Stored entries

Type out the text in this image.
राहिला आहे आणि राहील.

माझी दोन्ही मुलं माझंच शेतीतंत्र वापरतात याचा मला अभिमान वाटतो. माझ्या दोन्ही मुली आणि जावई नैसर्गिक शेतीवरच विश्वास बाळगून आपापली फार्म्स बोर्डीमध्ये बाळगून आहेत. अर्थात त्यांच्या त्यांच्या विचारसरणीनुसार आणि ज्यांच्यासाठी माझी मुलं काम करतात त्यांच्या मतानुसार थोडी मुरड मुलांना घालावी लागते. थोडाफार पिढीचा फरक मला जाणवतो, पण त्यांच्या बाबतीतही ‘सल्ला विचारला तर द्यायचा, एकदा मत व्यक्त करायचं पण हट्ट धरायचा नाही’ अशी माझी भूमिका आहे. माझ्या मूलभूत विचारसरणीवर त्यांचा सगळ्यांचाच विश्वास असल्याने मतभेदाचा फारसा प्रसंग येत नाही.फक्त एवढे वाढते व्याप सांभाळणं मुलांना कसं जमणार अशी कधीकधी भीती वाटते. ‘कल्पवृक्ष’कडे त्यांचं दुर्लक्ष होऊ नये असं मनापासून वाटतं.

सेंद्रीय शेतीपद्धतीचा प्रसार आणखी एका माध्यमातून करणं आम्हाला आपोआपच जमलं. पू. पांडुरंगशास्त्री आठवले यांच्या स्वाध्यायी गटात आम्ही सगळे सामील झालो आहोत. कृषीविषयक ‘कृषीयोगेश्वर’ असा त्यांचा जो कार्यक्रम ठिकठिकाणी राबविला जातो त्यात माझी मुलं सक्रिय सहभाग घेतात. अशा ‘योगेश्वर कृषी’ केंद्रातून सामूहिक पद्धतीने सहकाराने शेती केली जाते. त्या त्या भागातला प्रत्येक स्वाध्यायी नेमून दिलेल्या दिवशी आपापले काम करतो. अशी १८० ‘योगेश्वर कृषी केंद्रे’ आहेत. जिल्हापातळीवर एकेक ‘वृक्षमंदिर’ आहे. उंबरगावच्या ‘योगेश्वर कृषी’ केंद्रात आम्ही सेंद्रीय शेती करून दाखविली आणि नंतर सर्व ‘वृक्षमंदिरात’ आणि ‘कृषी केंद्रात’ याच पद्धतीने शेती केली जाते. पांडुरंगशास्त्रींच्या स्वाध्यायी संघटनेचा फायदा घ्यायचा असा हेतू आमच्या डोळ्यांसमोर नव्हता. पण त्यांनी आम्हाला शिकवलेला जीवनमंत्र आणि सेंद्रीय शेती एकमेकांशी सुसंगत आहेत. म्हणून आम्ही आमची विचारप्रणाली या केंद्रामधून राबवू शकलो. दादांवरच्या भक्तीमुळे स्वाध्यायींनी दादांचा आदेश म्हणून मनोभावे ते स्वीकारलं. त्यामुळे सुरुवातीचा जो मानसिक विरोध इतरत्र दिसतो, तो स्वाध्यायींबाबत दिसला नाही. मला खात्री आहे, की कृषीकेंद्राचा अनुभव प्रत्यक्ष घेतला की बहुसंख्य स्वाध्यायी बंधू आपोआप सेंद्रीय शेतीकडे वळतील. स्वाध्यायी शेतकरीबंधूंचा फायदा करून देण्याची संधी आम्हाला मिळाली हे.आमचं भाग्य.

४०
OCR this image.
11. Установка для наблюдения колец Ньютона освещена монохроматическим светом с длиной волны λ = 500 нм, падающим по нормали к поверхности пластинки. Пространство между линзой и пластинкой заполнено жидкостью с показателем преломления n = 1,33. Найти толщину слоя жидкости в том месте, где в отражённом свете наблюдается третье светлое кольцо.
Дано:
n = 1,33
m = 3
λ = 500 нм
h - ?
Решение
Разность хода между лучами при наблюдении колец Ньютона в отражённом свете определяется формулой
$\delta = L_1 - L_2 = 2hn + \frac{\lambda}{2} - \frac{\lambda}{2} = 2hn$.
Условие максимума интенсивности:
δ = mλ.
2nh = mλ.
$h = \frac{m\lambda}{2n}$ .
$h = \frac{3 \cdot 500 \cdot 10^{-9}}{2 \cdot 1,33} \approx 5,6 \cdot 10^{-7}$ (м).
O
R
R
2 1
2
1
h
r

**PROMPT:**
Of the lines above, how many contain the word "frac"? Provide the number and nothing else.

**EXERCISE SOLUTION:**
3